Exercise brief: Make an exact copy of all the entries below, with the pictures left out.

The data:
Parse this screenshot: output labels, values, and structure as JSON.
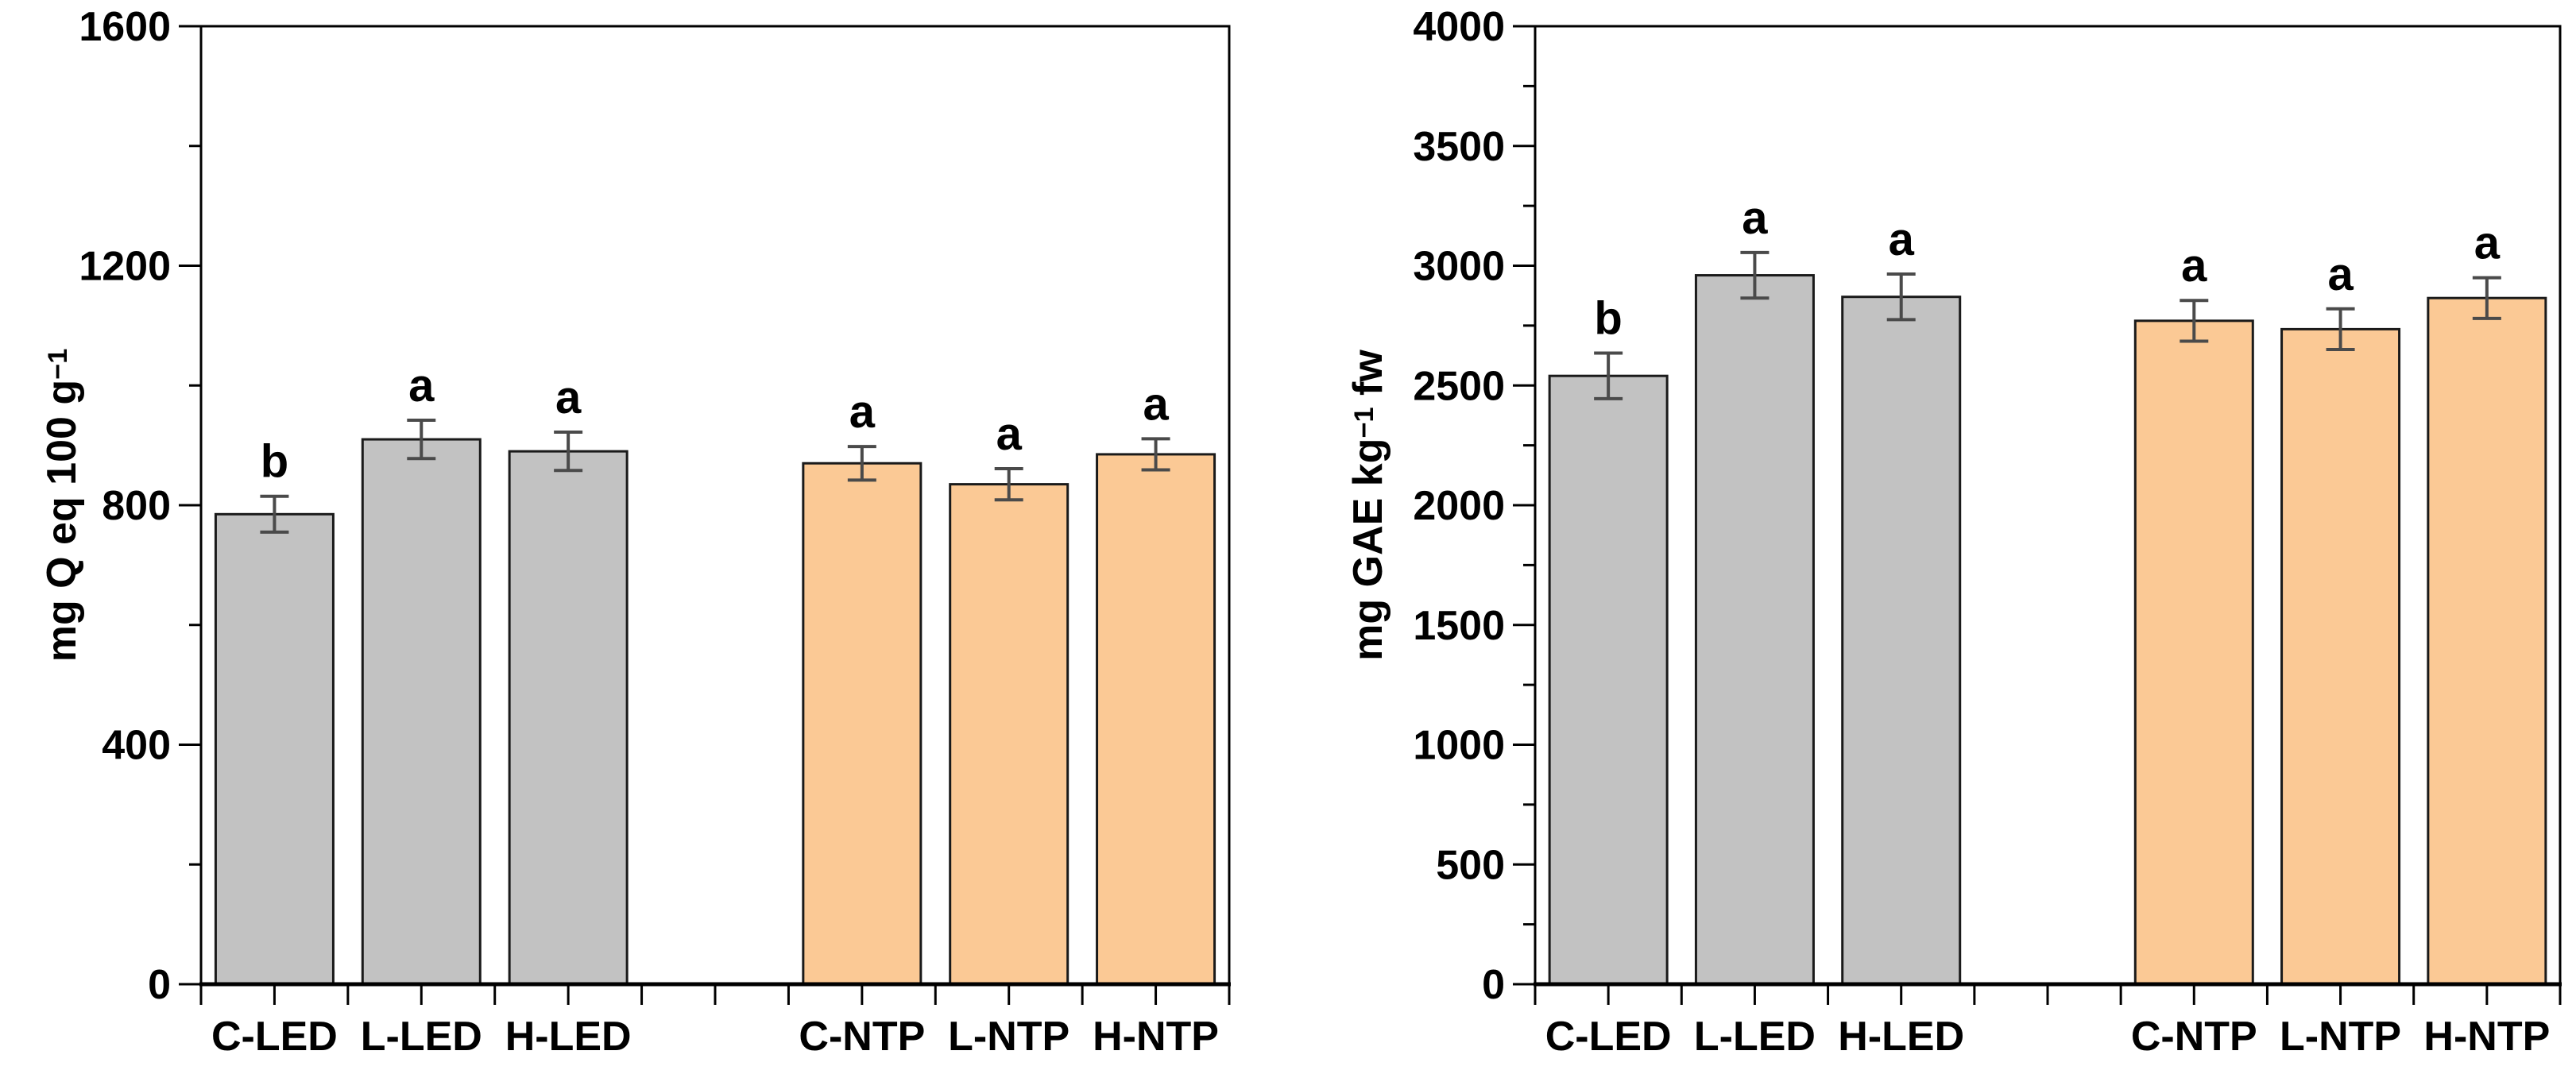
{
  "figure": {
    "background": "#ffffff",
    "panel1_ylabel": {
      "pre": "mg Q eq 100 g",
      "sup": "−1",
      "post": ""
    },
    "panel2_ylabel": {
      "pre": "mg GAE kg",
      "sup": "−1",
      "post": " fw"
    },
    "colors": {
      "led_bar_fill": "#c2c2c2",
      "ntp_bar_fill": "#fbc995",
      "bar_outline": "#1a1a1a",
      "error_bar": "#4a4a4a",
      "axis": "#000000",
      "text": "#000000"
    }
  },
  "chart_data": [
    {
      "type": "bar",
      "title": "",
      "xlabel": "",
      "ylabel": "mg Q eq 100 g−1",
      "categories": [
        "C-LED",
        "L-LED",
        "H-LED",
        "C-NTP",
        "L-NTP",
        "H-NTP"
      ],
      "values": [
        785,
        910,
        890,
        870,
        835,
        885
      ],
      "error_bars": [
        30,
        32,
        32,
        28,
        26,
        26
      ],
      "sig_letters": [
        "b",
        "a",
        "a",
        "a",
        "a",
        "a"
      ],
      "bar_groups": [
        "LED",
        "LED",
        "LED",
        "NTP",
        "NTP",
        "NTP"
      ],
      "bar_colors": [
        "#c2c2c2",
        "#c2c2c2",
        "#c2c2c2",
        "#fbc995",
        "#fbc995",
        "#fbc995"
      ],
      "ylim": [
        0,
        1600
      ],
      "ytick_major": 400,
      "ytick_minor": 200,
      "ytick_labels": [
        "0",
        "400",
        "800",
        "1200",
        "1600"
      ],
      "grid": false,
      "legend": "none"
    },
    {
      "type": "bar",
      "title": "",
      "xlabel": "",
      "ylabel": "mg GAE kg−1 fw",
      "categories": [
        "C-LED",
        "L-LED",
        "H-LED",
        "C-NTP",
        "L-NTP",
        "H-NTP"
      ],
      "values": [
        2540,
        2960,
        2870,
        2770,
        2735,
        2865
      ],
      "error_bars": [
        95,
        95,
        95,
        85,
        85,
        85
      ],
      "sig_letters": [
        "b",
        "a",
        "a",
        "a",
        "a",
        "a"
      ],
      "bar_groups": [
        "LED",
        "LED",
        "LED",
        "NTP",
        "NTP",
        "NTP"
      ],
      "bar_colors": [
        "#c2c2c2",
        "#c2c2c2",
        "#c2c2c2",
        "#fbc995",
        "#fbc995",
        "#fbc995"
      ],
      "ylim": [
        0,
        4000
      ],
      "ytick_major": 500,
      "ytick_minor": 250,
      "ytick_labels": [
        "0",
        "500",
        "1000",
        "1500",
        "2000",
        "2500",
        "3000",
        "3500",
        "4000"
      ],
      "grid": false,
      "legend": "none"
    }
  ]
}
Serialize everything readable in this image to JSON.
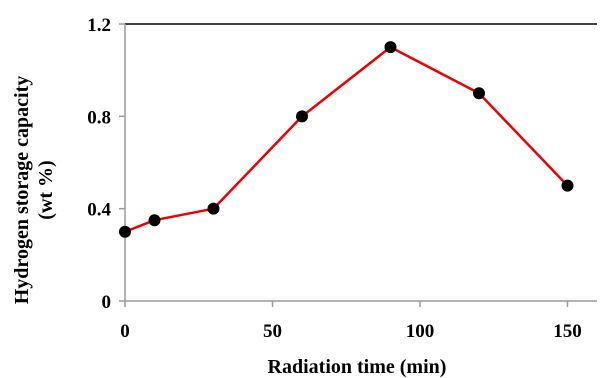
{
  "chart_data": {
    "type": "line",
    "title": "",
    "xlabel": "Radiation time (min)",
    "ylabel_lines": [
      "Hydrogen storage capacity",
      "(wt %)"
    ],
    "x": [
      0,
      10,
      30,
      60,
      90,
      120,
      150
    ],
    "series": [
      {
        "values": [
          0.3,
          0.35,
          0.4,
          0.8,
          1.1,
          0.9,
          0.5
        ],
        "color": "#ee0000",
        "marker_color": "#000000"
      }
    ],
    "xlim": [
      0,
      160
    ],
    "ylim": [
      0,
      1.2
    ],
    "x_ticks": [
      "0",
      "50",
      "100",
      "150"
    ],
    "y_ticks": [
      "0",
      "0.4",
      "0.8",
      "1.2"
    ],
    "grid": "top line at 1.2 only",
    "legend": "none"
  }
}
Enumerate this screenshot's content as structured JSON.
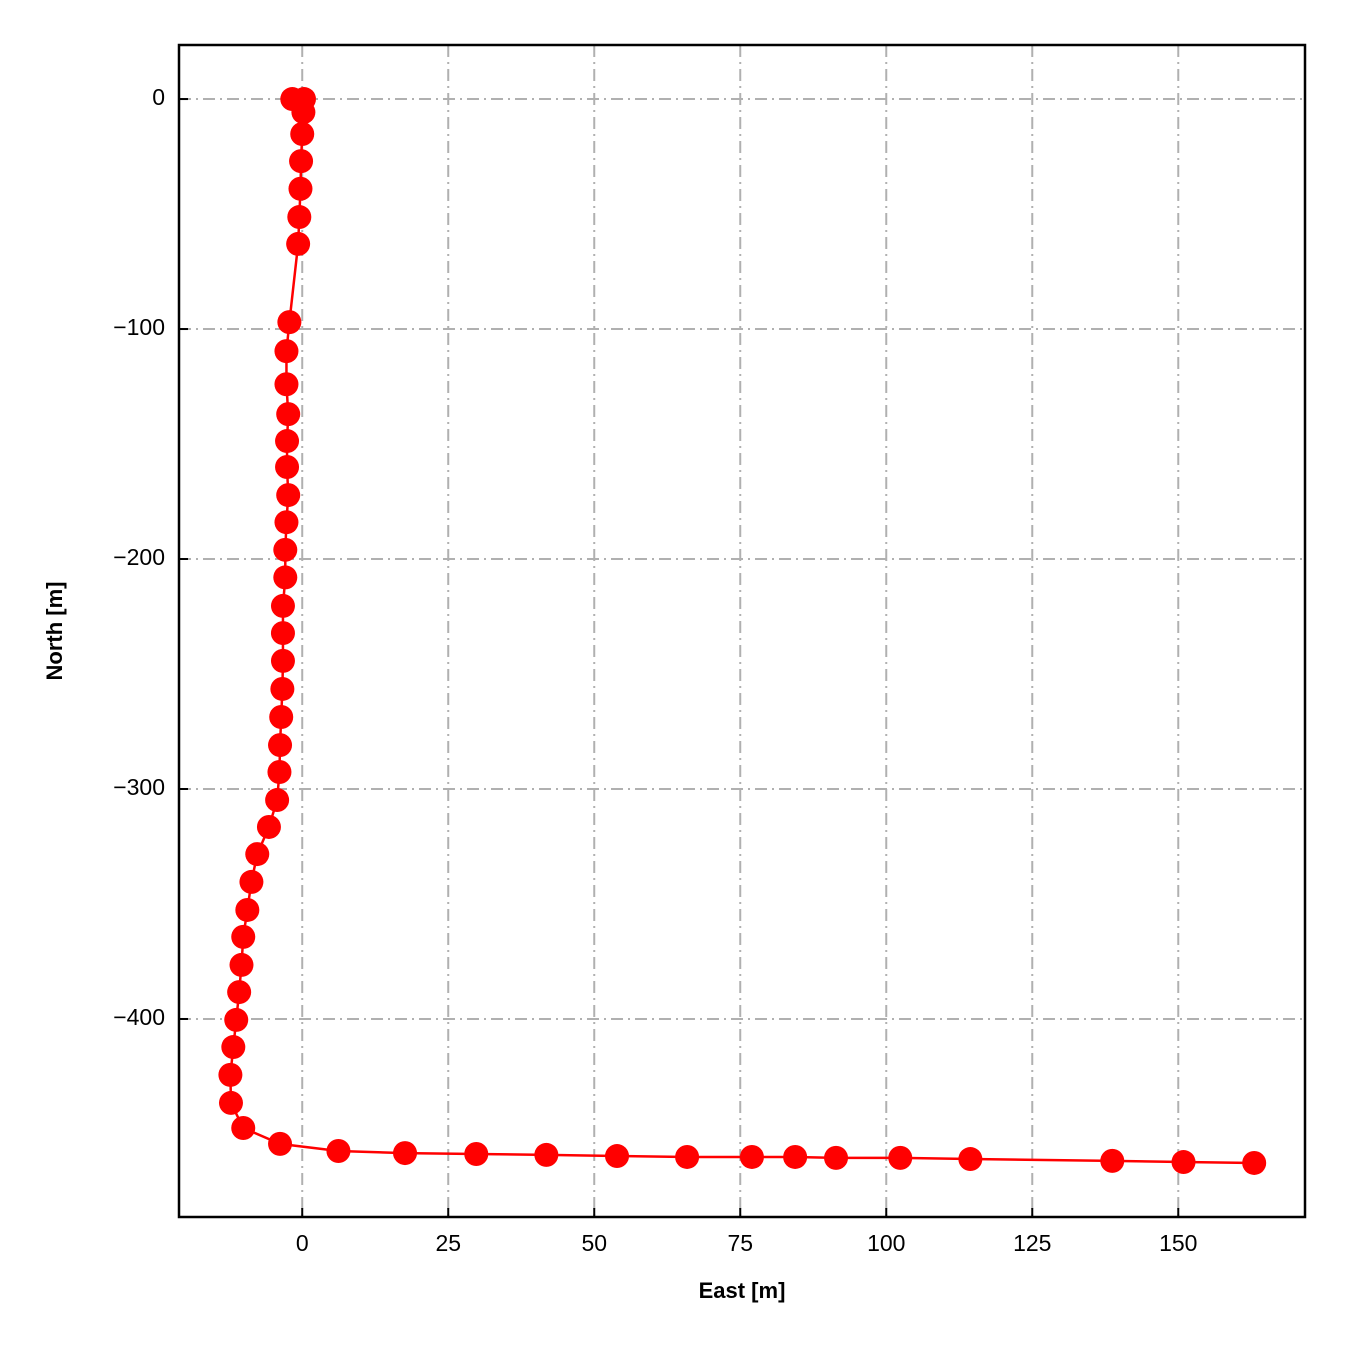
{
  "chart_data": {
    "type": "line",
    "xlabel": "East [m]",
    "ylabel": "North [m]",
    "color": "#ff0000",
    "x": [
      -1.7,
      0.3,
      0.2,
      0.0,
      -0.2,
      -0.3,
      -0.5,
      -0.7,
      -2.2,
      -2.7,
      -2.7,
      -2.4,
      -2.6,
      -2.6,
      -2.4,
      -2.7,
      -2.9,
      -2.9,
      -3.3,
      -3.3,
      -3.3,
      -3.4,
      -3.6,
      -3.8,
      -3.9,
      -4.3,
      -5.7,
      -7.7,
      -8.7,
      -9.4,
      -10.1,
      -10.4,
      -10.8,
      -11.3,
      -11.8,
      -12.3,
      -12.2,
      -10.1,
      -3.8,
      6.2,
      17.6,
      29.8,
      41.8,
      53.9,
      65.9,
      77.0,
      84.4,
      91.4,
      102.4,
      114.4,
      138.7,
      150.9,
      163.0
    ],
    "values": [
      0.0,
      0.0,
      -5.7,
      -15.2,
      -27.0,
      -39.0,
      -51.3,
      -63.0,
      -97.0,
      -109.6,
      -124.0,
      -137.0,
      -148.7,
      -160.0,
      -172.2,
      -184.0,
      -196.0,
      -208.0,
      -220.4,
      -232.2,
      -244.3,
      -256.5,
      -268.7,
      -280.9,
      -292.6,
      -304.8,
      -316.5,
      -328.3,
      -340.4,
      -352.6,
      -364.3,
      -376.5,
      -388.3,
      -400.4,
      -412.2,
      -424.3,
      -436.5,
      -447.4,
      -454.3,
      -457.4,
      -458.3,
      -458.7,
      -459.1,
      -459.6,
      -460.0,
      -460.0,
      -460.0,
      -460.4,
      -460.4,
      -460.9,
      -461.7,
      -462.2,
      -462.6
    ],
    "xlim": [
      -21.1,
      171.7
    ],
    "ylim": [
      -486.1,
      23.5
    ],
    "xticks": [
      0,
      25,
      50,
      75,
      100,
      125,
      150
    ],
    "yticks": [
      {
        "value": -400,
        "label": "−400"
      },
      {
        "value": -300,
        "label": "−300"
      },
      {
        "value": -200,
        "label": "−200"
      },
      {
        "value": -100,
        "label": "−100"
      },
      0
    ],
    "grid": true
  }
}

Exercise solution:
Parse this screenshot: output labels, values, and structure as JSON.
{
  "figure": {
    "background": "#ffffff",
    "panel1_ylabel": {
      "pre": "mg Q eq 100 g",
      "sup": "−1",
      "post": ""
    },
    "panel2_ylabel": {
      "pre": "mg GAE kg",
      "sup": "−1",
      "post": " fw"
    },
    "colors": {
      "led_bar_fill": "#c2c2c2",
      "ntp_bar_fill": "#fbc995",
      "bar_outline": "#1a1a1a",
      "error_bar": "#4a4a4a",
      "axis": "#000000",
      "text": "#000000"
    }
  },
  "chart_data": [
    {
      "type": "bar",
      "title": "",
      "xlabel": "",
      "ylabel": "mg Q eq 100 g−1",
      "categories": [
        "C-LED",
        "L-LED",
        "H-LED",
        "C-NTP",
        "L-NTP",
        "H-NTP"
      ],
      "values": [
        785,
        910,
        890,
        870,
        835,
        885
      ],
      "error_bars": [
        30,
        32,
        32,
        28,
        26,
        26
      ],
      "sig_letters": [
        "b",
        "a",
        "a",
        "a",
        "a",
        "a"
      ],
      "bar_groups": [
        "LED",
        "LED",
        "LED",
        "NTP",
        "NTP",
        "NTP"
      ],
      "bar_colors": [
        "#c2c2c2",
        "#c2c2c2",
        "#c2c2c2",
        "#fbc995",
        "#fbc995",
        "#fbc995"
      ],
      "ylim": [
        0,
        1600
      ],
      "ytick_major": 400,
      "ytick_minor": 200,
      "ytick_labels": [
        "0",
        "400",
        "800",
        "1200",
        "1600"
      ],
      "grid": false,
      "legend": "none"
    },
    {
      "type": "bar",
      "title": "",
      "xlabel": "",
      "ylabel": "mg GAE kg−1 fw",
      "categories": [
        "C-LED",
        "L-LED",
        "H-LED",
        "C-NTP",
        "L-NTP",
        "H-NTP"
      ],
      "values": [
        2540,
        2960,
        2870,
        2770,
        2735,
        2865
      ],
      "error_bars": [
        95,
        95,
        95,
        85,
        85,
        85
      ],
      "sig_letters": [
        "b",
        "a",
        "a",
        "a",
        "a",
        "a"
      ],
      "bar_groups": [
        "LED",
        "LED",
        "LED",
        "NTP",
        "NTP",
        "NTP"
      ],
      "bar_colors": [
        "#c2c2c2",
        "#c2c2c2",
        "#c2c2c2",
        "#fbc995",
        "#fbc995",
        "#fbc995"
      ],
      "ylim": [
        0,
        4000
      ],
      "ytick_major": 500,
      "ytick_minor": 250,
      "ytick_labels": [
        "0",
        "500",
        "1000",
        "1500",
        "2000",
        "2500",
        "3000",
        "3500",
        "4000"
      ],
      "grid": false,
      "legend": "none"
    }
  ]
}
Serialize everything readable in this image to JSON.
{
  "chart_data": {
    "type": "line",
    "title": "",
    "xlabel": "Radiation time (min)",
    "ylabel_lines": [
      "Hydrogen storage capacity",
      "(wt %)"
    ],
    "x": [
      0,
      10,
      30,
      60,
      90,
      120,
      150
    ],
    "series": [
      {
        "values": [
          0.3,
          0.35,
          0.4,
          0.8,
          1.1,
          0.9,
          0.5
        ],
        "color": "#ee0000",
        "marker_color": "#000000"
      }
    ],
    "xlim": [
      0,
      160
    ],
    "ylim": [
      0,
      1.2
    ],
    "x_ticks": [
      "0",
      "50",
      "100",
      "150"
    ],
    "y_ticks": [
      "0",
      "0.4",
      "0.8",
      "1.2"
    ],
    "grid": "top line at 1.2 only",
    "legend": "none"
  }
}
Enumerate this screenshot's content as structured JSON.
{
  "chart_data": {
    "type": "line",
    "xlabel": "East [m]",
    "ylabel": "North [m]",
    "color": "#ff0000",
    "x": [
      -1.7,
      0.3,
      0.2,
      0.0,
      -0.2,
      -0.3,
      -0.5,
      -0.7,
      -2.2,
      -2.7,
      -2.7,
      -2.4,
      -2.6,
      -2.6,
      -2.4,
      -2.7,
      -2.9,
      -2.9,
      -3.3,
      -3.3,
      -3.3,
      -3.4,
      -3.6,
      -3.8,
      -3.9,
      -4.3,
      -5.7,
      -7.7,
      -8.7,
      -9.4,
      -10.1,
      -10.4,
      -10.8,
      -11.3,
      -11.8,
      -12.3,
      -12.2,
      -10.1,
      -3.8,
      6.2,
      17.6,
      29.8,
      41.8,
      53.9,
      65.9,
      77.0,
      84.4,
      91.4,
      102.4,
      114.4,
      138.7,
      150.9,
      163.0
    ],
    "values": [
      0.0,
      0.0,
      -5.7,
      -15.2,
      -27.0,
      -39.0,
      -51.3,
      -63.0,
      -97.0,
      -109.6,
      -124.0,
      -137.0,
      -148.7,
      -160.0,
      -172.2,
      -184.0,
      -196.0,
      -208.0,
      -220.4,
      -232.2,
      -244.3,
      -256.5,
      -268.7,
      -280.9,
      -292.6,
      -304.8,
      -316.5,
      -328.3,
      -340.4,
      -352.6,
      -364.3,
      -376.5,
      -388.3,
      -400.4,
      -412.2,
      -424.3,
      -436.5,
      -447.4,
      -454.3,
      -457.4,
      -458.3,
      -458.7,
      -459.1,
      -459.6,
      -460.0,
      -460.0,
      -460.0,
      -460.4,
      -460.4,
      -460.9,
      -461.7,
      -462.2,
      -462.6
    ],
    "xlim": [
      -21.1,
      171.7
    ],
    "ylim": [
      -486.1,
      23.5
    ],
    "xticks": [
      0,
      25,
      50,
      75,
      100,
      125,
      150
    ],
    "yticks": [
      {
        "value": -400,
        "label": "−400"
      },
      {
        "value": -300,
        "label": "−300"
      },
      {
        "value": -200,
        "label": "−200"
      },
      {
        "value": -100,
        "label": "−100"
      },
      0
    ],
    "grid": true
  }
}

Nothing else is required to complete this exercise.